[start Material supplied]

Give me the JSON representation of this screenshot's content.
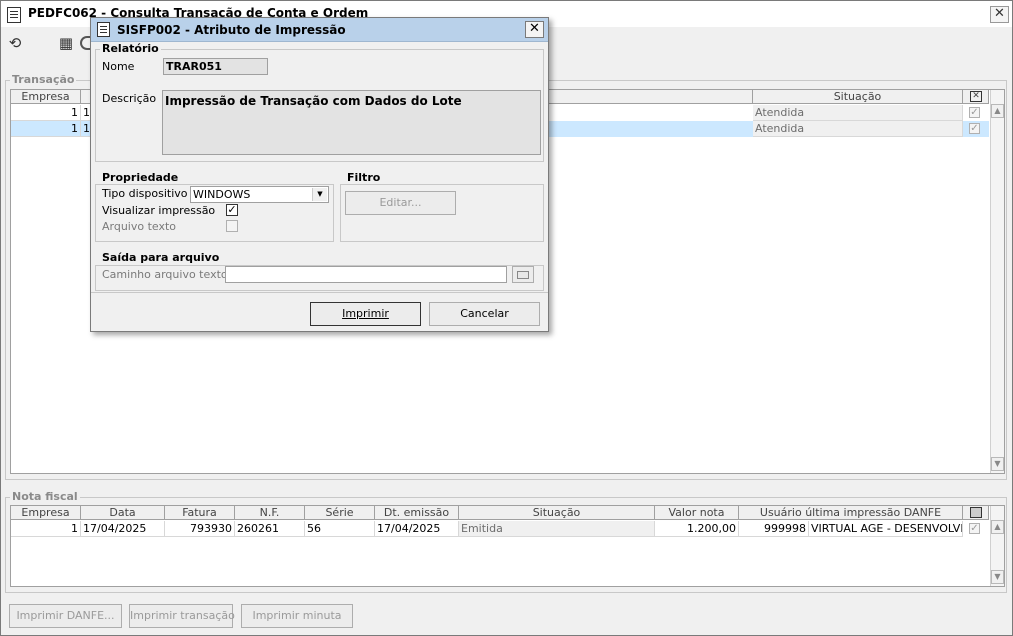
{
  "main_window": {
    "title": "PEDFC062 - Consulta Transação de Conta e Ordem",
    "close_glyph": "✕"
  },
  "toolbar": {
    "icons": [
      "refresh-icon",
      "calendar-icon",
      "clock-icon"
    ],
    "refresh_glyph": "⟲",
    "calendar_glyph": "▦"
  },
  "transacao": {
    "group_label": "Transação",
    "columns": {
      "empresa": "Empresa",
      "situacao": "Situação"
    },
    "rows": [
      {
        "empresa": "1",
        "col2": "1",
        "situacao": "Atendida",
        "checked": true,
        "selected": false
      },
      {
        "empresa": "1",
        "col2": "1",
        "situacao": "Atendida",
        "checked": true,
        "selected": true
      }
    ]
  },
  "nota_fiscal": {
    "group_label": "Nota fiscal",
    "columns": {
      "empresa": "Empresa",
      "data": "Data",
      "fatura": "Fatura",
      "nf": "N.F.",
      "serie": "Série",
      "dt_emissao": "Dt. emissão",
      "situacao": "Situação",
      "valor": "Valor nota",
      "usuario": "Usuário última impressão DANFE"
    },
    "rows": [
      {
        "empresa": "1",
        "data": "17/04/2025",
        "fatura": "793930",
        "nf": "260261",
        "serie": "56",
        "dt_emissao": "17/04/2025",
        "situacao": "Emitida",
        "valor": "1.200,00",
        "usuario_id": "999998",
        "usuario_nome": "VIRTUAL AGE - DESENVOLVIM",
        "checked": true
      }
    ]
  },
  "bottom_buttons": {
    "imprimir_danfe": "Imprimir DANFE...",
    "imprimir_transacao": "Imprimir transação",
    "imprimir_minuta": "Imprimir minuta"
  },
  "scroll": {
    "up": "▲",
    "down": "▼"
  },
  "checkmark": "✓",
  "dialog": {
    "title": "SISFP002 - Atributo de Impressão",
    "close_glyph": "✕",
    "relatorio": {
      "label": "Relatório",
      "nome_label": "Nome",
      "nome_value": "TRAR051",
      "descricao_label": "Descrição",
      "descricao_value": "Impressão de Transação com Dados do Lote"
    },
    "propriedade": {
      "label": "Propriedade",
      "tipo_label": "Tipo dispositivo",
      "tipo_value": "WINDOWS",
      "visualizar_label": "Visualizar impressão",
      "visualizar_checked": true,
      "arquivo_label": "Arquivo texto",
      "arquivo_checked": false
    },
    "filtro": {
      "label": "Filtro",
      "editar_label": "Editar..."
    },
    "saida": {
      "label": "Saída para arquivo",
      "caminho_label": "Caminho arquivo texto",
      "caminho_value": ""
    },
    "imprimir_label": "Imprimir",
    "cancelar_label": "Cancelar"
  },
  "colors": {
    "dialog_title_bg": "#b9d1ea",
    "selected_row_bg": "#cce8ff",
    "window_bg": "#f0f0f0"
  }
}
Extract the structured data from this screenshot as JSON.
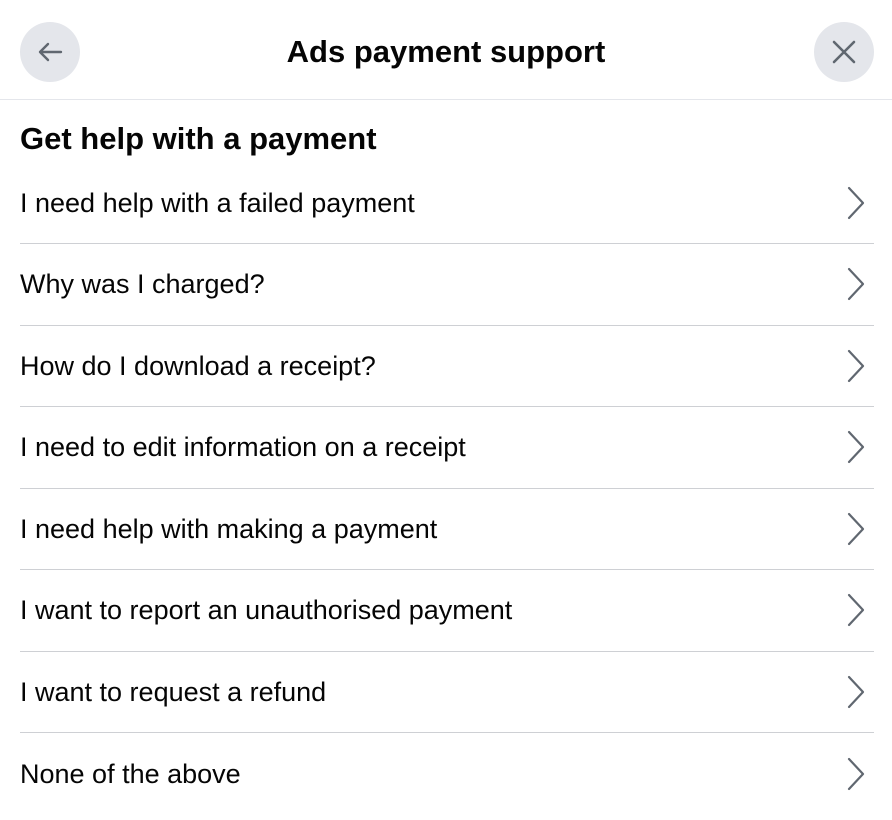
{
  "header": {
    "title": "Ads payment support",
    "back_icon": "arrow-left-icon",
    "close_icon": "close-icon"
  },
  "section": {
    "title": "Get help with a payment"
  },
  "items": [
    {
      "label": "I need help with a failed payment"
    },
    {
      "label": "Why was I charged?"
    },
    {
      "label": "How do I download a receipt?"
    },
    {
      "label": "I need to edit information on a receipt"
    },
    {
      "label": "I need help with making a payment"
    },
    {
      "label": "I want to report an unauthorised payment"
    },
    {
      "label": "I want to request a refund"
    },
    {
      "label": "None of the above"
    }
  ],
  "colors": {
    "button_bg": "#e4e6eb",
    "divider": "#ced0d4",
    "text": "#050505",
    "icon": "#606770"
  }
}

[end Material supplied]

The request — Respond with the number of lines containing "help" and no additional words.

Correct result — 3